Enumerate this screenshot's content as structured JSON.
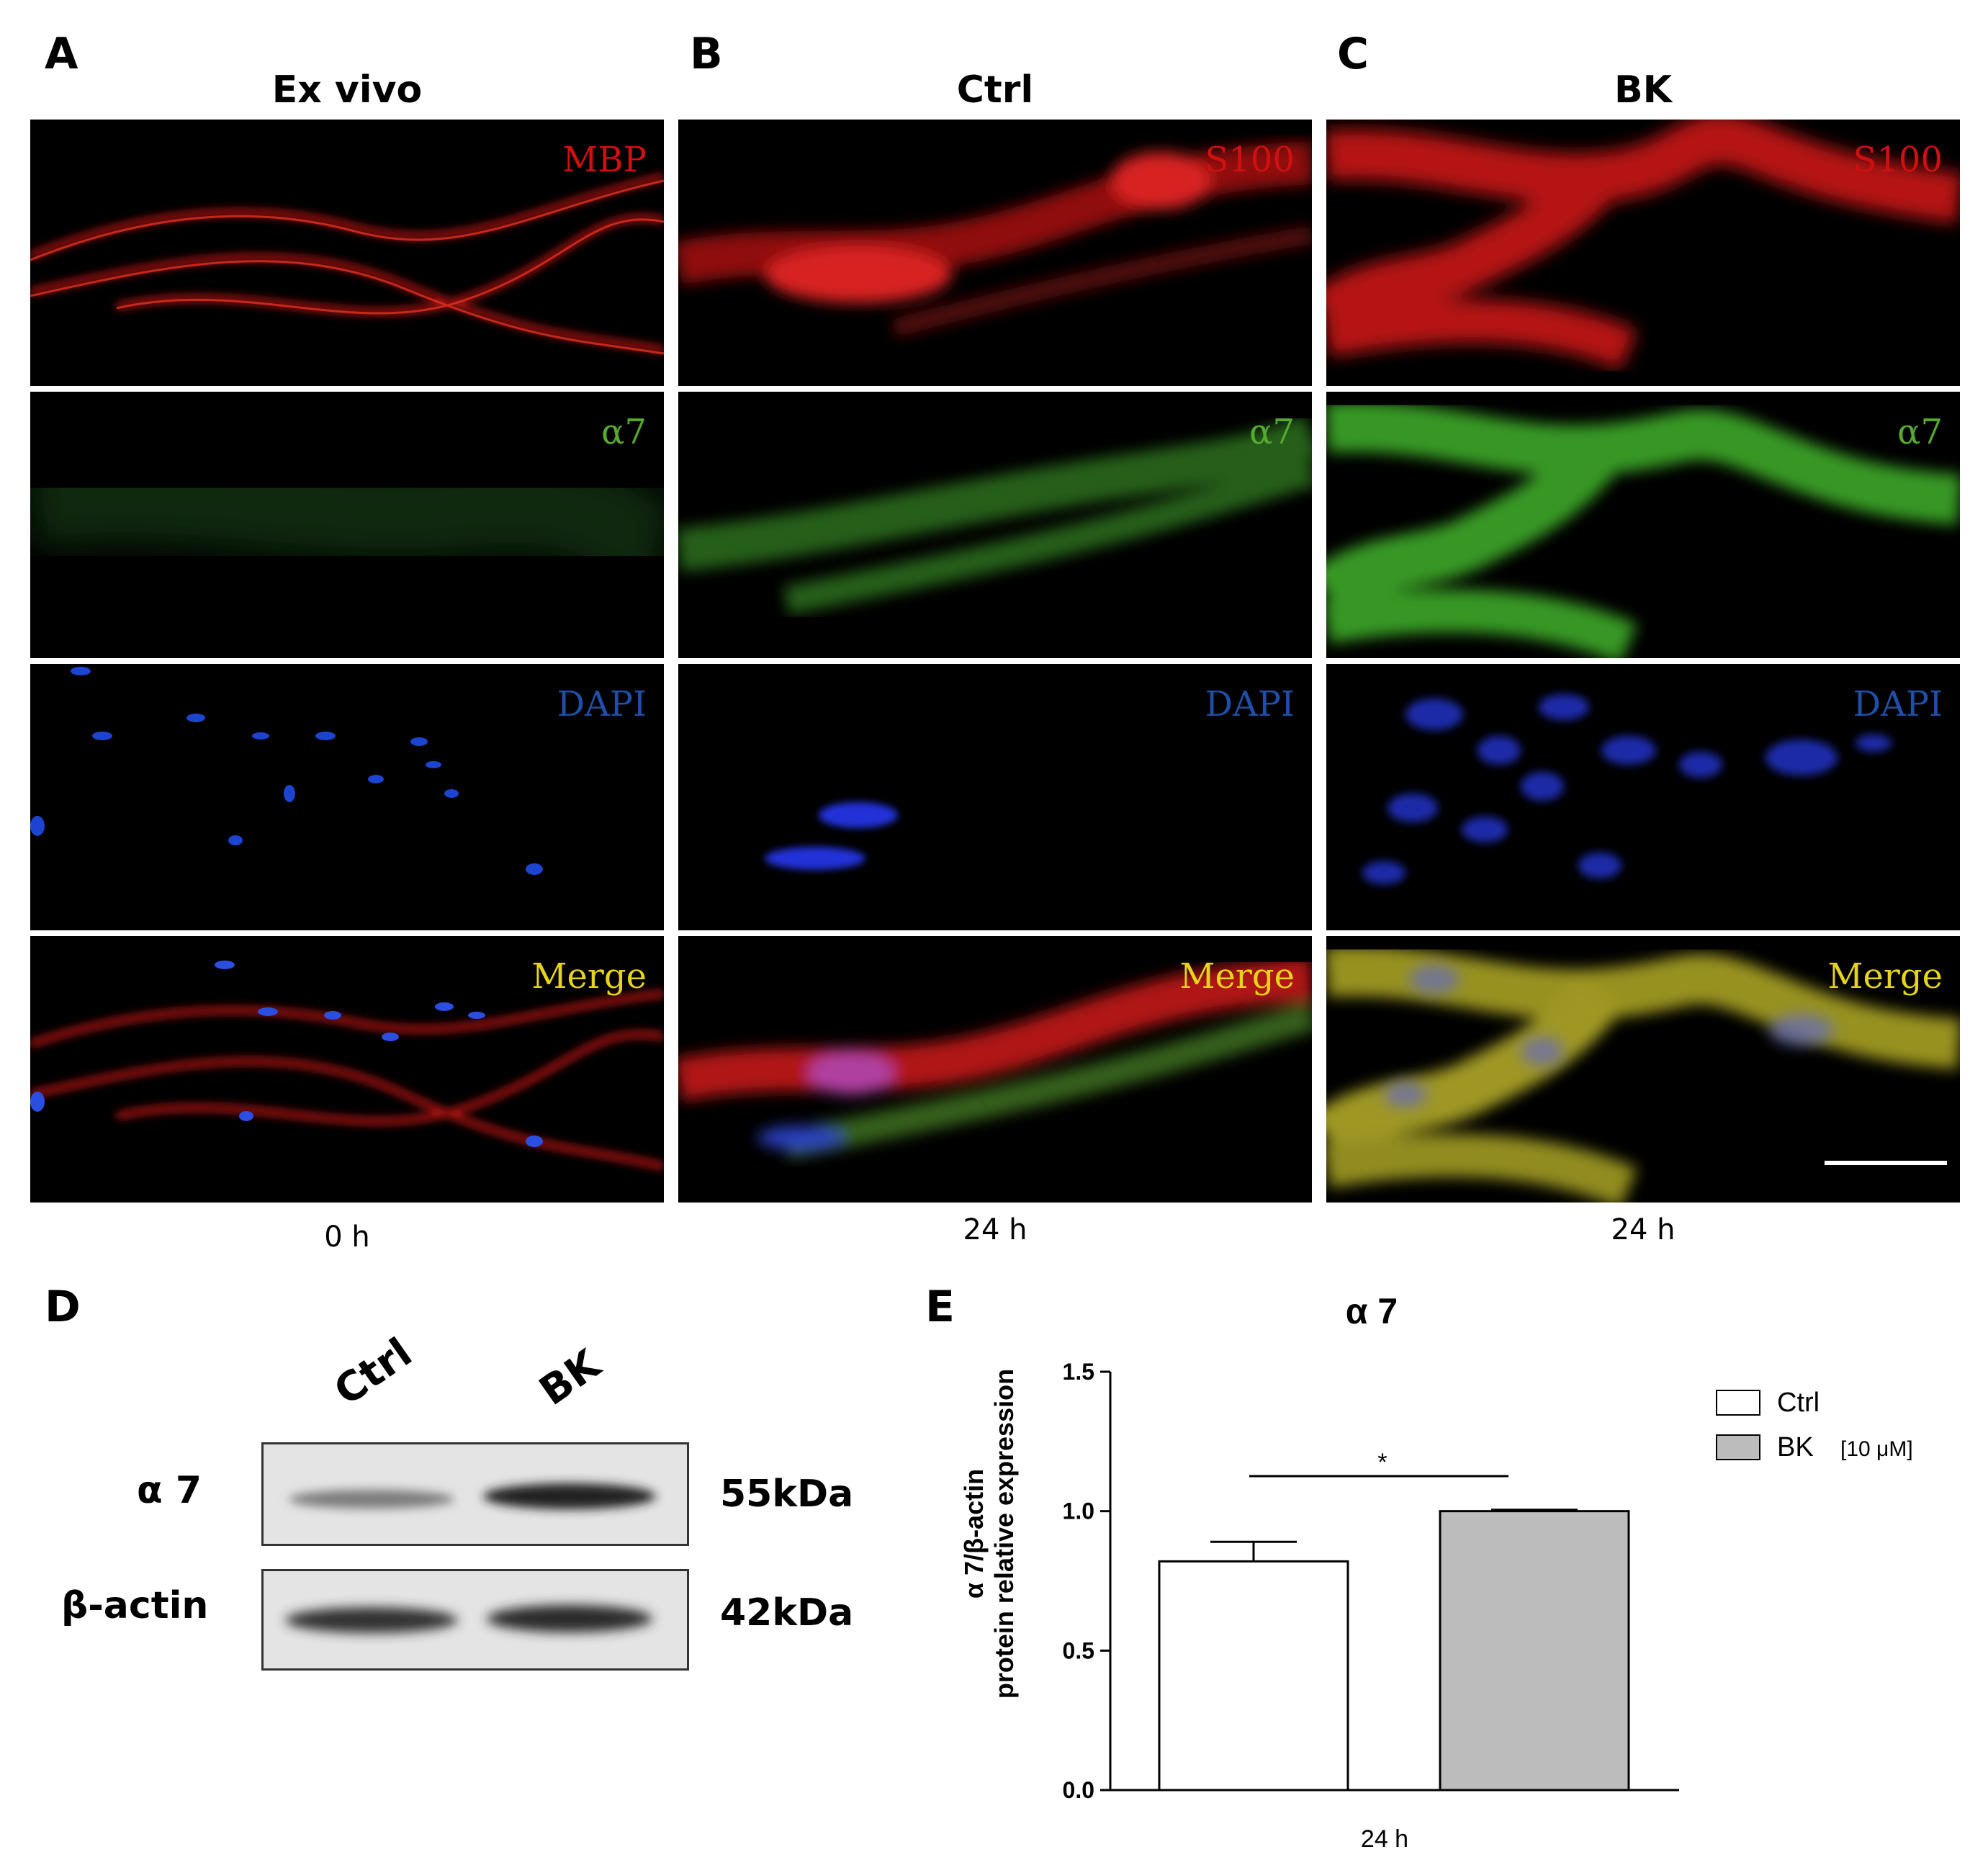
{
  "panels": {
    "A": {
      "letter": "A",
      "title": "Ex vivo",
      "time": "0 h",
      "labels": [
        "MBP",
        "α7",
        "DAPI",
        "Merge"
      ]
    },
    "B": {
      "letter": "B",
      "title": "Ctrl",
      "time": "24 h",
      "labels": [
        "S100",
        "α7",
        "DAPI",
        "Merge"
      ]
    },
    "C": {
      "letter": "C",
      "title": "BK",
      "time": "24 h",
      "labels": [
        "S100",
        "α7",
        "DAPI",
        "Merge"
      ]
    }
  },
  "channel_colors": {
    "red": "#d01010",
    "green": "#55a830",
    "blue": "#1f4fa8",
    "yellow": "#e6d41a"
  },
  "blot": {
    "letter": "D",
    "lanes": [
      "Ctrl",
      "BK"
    ],
    "rows": [
      {
        "protein": "α 7",
        "size": "55kDa"
      },
      {
        "protein": "β-actin",
        "size": "42kDa"
      }
    ]
  },
  "chart_data": {
    "letter": "E",
    "type": "bar",
    "title": "α 7",
    "ylabel_line1": "α 7/β-actin",
    "ylabel_line2": "protein relative expression",
    "xlabel": "24 h",
    "ylim": [
      0,
      1.5
    ],
    "yticks": [
      "0.0",
      "0.5",
      "1.0",
      "1.5"
    ],
    "categories": [
      "Ctrl",
      "BK"
    ],
    "values": [
      0.82,
      1.0
    ],
    "errors": [
      0.07,
      0.005
    ],
    "significance": "*",
    "legend": [
      {
        "name": "Ctrl",
        "note": "",
        "color": "#ffffff"
      },
      {
        "name": "BK",
        "note": "[10 μM]",
        "color": "#bcbcbc"
      }
    ],
    "legend_position": "top-right",
    "grid": false
  }
}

══════════

» **Exercise**:
Among the entries, copy every line containing the word "actin".

» **Task response**:
        "protein": "β-actin",
    "ylabel_line1": "α 7/β-actin",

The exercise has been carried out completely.